BEGIN Page
Corporate Valuation, Financial Services

February 28, 2019

Takeaways from AOBA 2019: “It was the best of times, it was the worst of times…”

I ventured into the Arizona desert again this year to Bank Director’s Acquire or Be Acquired Conference (“AOBA”) in Phoenix in late January. This year I was struck by the dichotomous outlook for the banking sector that reminded me of Dicken’s famous line: “It was the best of times, it was the worst of times…”

The Best of Times

The weather was lovely. Phoenix/Scottsdale is the place to be in late January, and this year did not disappoint with sunny weather and a high of around 70 each day. At the same time, much of the country was feeling the effects of a severe polar vortex that caused temperatures to plunge well below zero in the Upper Midwest and Great Plains. Many of the attendees from that area were forced to stay a day or two longer due to airline cancellations.

The operating environment for banks reflected a similar analogous dichotomy. Take the market for example. Most banks produced very good earnings in 2018, and many produced record earnings due to a good economy, the reduction in corporate tax rates, and margin relief as the Fed raised short-term interest rates four times further distancing itself from the zero interest rate policy (“ZIRP”) implemented in late 2008.

The Worst of Times

Nonetheless, bank stocks, along with most industry sectors, were crushed in the fourth quarter. The SNL Small Cap US and Large Cap US Bank Indices declined 16% and 17% respectively. Several AOBA sessions opined that valuations based on price-to-forward earnings multiples were at “financial crisis” levels as investors debated how much the economy could slow in 2019 and 2020 and thereby produce much lower earnings than Wall Street’s consensus estimates.

Within the industry the best of times vs. worst of times (or not as good of times) theme extended to size. Unlike past eras when small (to a point) was viewed as an advantage relative to large banks, the consensus has flipped. Large banks today are seen as having a net advantage in creating operating leverage, technology spending, better mobile products for the all-important millennials, and greater success in driving deposit growth.

Additionally, one presenter noted that larger publicly traded banks that are acquisitive have been able to acquire smaller targets at lower price/tangible book multiples than the multiple at which the shares issued for the target trade in the public market and thereby incur no or minimal dilution to tangible BVPS.

Technology

The most thought provoking sessions dealt with the intensifying impact of technology. Technology is not a new subject matter for AOBA, but the increasingly larger crowds that attended technology-focused sessions demonstrated this issue is on the minds of many bankers and directors. While technology is a tool to be used to deliver banking services, I think the unasked question most were thinking was: “What are implications of technology on the value of my bank?”
END Page
According to the AOBA conference article, by what percentage did the SNL Small Cap US Bank Index decline in the fourth quarter?
BEGIN Dataset content
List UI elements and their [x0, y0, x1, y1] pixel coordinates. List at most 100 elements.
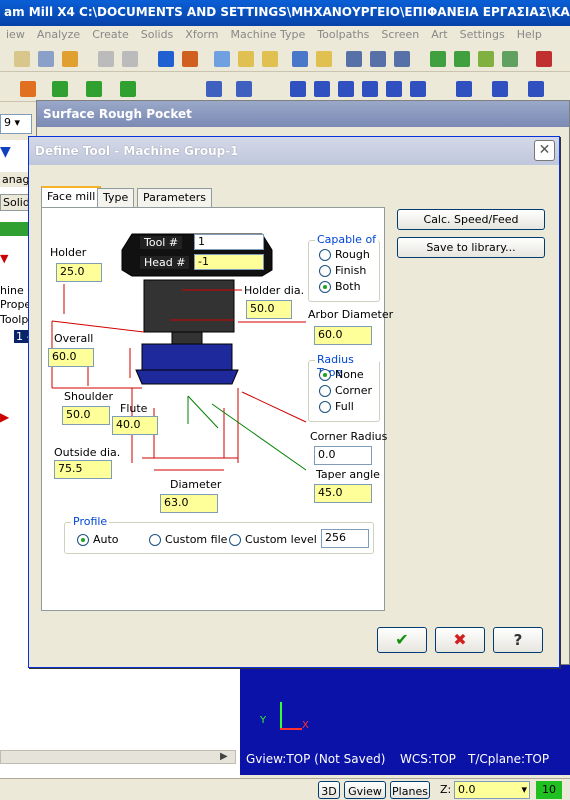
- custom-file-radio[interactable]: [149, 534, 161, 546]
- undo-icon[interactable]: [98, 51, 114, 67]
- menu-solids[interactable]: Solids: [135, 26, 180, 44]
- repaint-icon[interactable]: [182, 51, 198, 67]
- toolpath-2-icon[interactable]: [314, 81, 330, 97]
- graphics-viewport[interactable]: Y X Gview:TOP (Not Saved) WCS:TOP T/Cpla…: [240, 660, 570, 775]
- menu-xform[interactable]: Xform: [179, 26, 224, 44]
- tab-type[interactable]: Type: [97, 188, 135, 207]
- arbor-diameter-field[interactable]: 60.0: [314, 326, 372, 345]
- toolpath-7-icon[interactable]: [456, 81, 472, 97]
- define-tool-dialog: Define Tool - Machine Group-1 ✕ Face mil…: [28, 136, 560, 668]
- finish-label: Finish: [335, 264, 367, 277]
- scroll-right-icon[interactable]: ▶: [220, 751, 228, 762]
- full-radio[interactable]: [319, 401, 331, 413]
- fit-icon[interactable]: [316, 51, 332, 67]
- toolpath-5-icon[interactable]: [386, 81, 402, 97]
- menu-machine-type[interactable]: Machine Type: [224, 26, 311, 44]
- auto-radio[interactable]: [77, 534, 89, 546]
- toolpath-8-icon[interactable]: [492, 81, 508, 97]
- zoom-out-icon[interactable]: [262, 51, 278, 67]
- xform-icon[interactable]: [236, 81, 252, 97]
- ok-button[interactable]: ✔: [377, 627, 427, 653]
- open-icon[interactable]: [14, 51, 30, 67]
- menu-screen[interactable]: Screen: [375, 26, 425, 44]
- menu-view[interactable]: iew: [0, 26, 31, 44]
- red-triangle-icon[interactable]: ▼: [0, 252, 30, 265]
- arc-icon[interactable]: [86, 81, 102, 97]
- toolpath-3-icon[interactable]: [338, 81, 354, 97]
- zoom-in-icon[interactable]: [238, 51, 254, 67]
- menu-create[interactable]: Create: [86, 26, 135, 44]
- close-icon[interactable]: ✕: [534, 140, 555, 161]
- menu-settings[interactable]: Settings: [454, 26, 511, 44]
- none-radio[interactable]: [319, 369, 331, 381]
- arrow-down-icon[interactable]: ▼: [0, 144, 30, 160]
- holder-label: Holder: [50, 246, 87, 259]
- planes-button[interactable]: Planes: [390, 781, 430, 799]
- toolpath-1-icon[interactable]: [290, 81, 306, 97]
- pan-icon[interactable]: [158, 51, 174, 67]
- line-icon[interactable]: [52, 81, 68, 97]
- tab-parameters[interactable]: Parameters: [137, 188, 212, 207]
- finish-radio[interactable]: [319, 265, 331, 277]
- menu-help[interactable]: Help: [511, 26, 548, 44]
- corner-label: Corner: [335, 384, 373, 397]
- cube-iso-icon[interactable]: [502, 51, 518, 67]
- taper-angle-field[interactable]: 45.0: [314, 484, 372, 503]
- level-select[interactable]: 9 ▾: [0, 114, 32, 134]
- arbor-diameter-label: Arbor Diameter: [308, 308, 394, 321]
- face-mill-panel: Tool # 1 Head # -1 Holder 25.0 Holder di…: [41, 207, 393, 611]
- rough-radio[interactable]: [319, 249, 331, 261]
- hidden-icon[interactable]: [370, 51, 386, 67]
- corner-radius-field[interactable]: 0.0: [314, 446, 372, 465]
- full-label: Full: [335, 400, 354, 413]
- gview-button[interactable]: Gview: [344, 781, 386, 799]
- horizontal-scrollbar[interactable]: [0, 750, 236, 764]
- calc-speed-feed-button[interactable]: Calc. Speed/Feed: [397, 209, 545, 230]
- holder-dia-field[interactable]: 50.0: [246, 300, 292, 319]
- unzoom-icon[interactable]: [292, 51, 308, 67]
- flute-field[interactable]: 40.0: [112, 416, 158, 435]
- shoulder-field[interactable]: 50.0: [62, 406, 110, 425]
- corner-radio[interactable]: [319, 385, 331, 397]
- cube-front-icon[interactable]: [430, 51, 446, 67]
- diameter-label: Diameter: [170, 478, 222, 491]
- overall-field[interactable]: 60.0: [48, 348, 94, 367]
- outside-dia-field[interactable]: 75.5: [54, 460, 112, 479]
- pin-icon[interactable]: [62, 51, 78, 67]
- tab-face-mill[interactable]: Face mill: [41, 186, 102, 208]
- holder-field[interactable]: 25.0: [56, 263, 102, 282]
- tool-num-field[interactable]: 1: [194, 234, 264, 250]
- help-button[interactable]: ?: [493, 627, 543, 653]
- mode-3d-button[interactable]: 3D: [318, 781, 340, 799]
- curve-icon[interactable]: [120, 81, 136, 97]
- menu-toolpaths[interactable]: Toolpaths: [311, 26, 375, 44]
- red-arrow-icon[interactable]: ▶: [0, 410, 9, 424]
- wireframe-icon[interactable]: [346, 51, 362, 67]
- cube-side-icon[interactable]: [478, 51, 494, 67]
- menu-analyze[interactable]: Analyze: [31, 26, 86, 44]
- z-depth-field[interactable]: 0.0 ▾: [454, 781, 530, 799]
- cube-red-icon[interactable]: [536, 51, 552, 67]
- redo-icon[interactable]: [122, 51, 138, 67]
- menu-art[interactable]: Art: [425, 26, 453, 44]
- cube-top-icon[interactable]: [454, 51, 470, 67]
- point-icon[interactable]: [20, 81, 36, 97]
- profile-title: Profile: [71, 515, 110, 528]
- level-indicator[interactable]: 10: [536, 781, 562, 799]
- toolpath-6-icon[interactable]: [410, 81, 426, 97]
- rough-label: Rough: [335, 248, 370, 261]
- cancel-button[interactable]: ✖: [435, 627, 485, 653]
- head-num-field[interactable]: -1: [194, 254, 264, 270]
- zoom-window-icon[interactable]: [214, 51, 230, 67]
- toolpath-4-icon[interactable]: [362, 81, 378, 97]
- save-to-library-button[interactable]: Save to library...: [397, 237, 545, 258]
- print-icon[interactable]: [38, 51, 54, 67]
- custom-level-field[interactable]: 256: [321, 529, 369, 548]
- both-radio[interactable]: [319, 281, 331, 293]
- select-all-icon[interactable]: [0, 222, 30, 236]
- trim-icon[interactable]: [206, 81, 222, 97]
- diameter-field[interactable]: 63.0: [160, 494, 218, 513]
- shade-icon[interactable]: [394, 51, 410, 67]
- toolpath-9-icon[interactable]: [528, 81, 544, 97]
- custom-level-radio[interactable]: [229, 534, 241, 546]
END Dataset content
Complete answer:
16%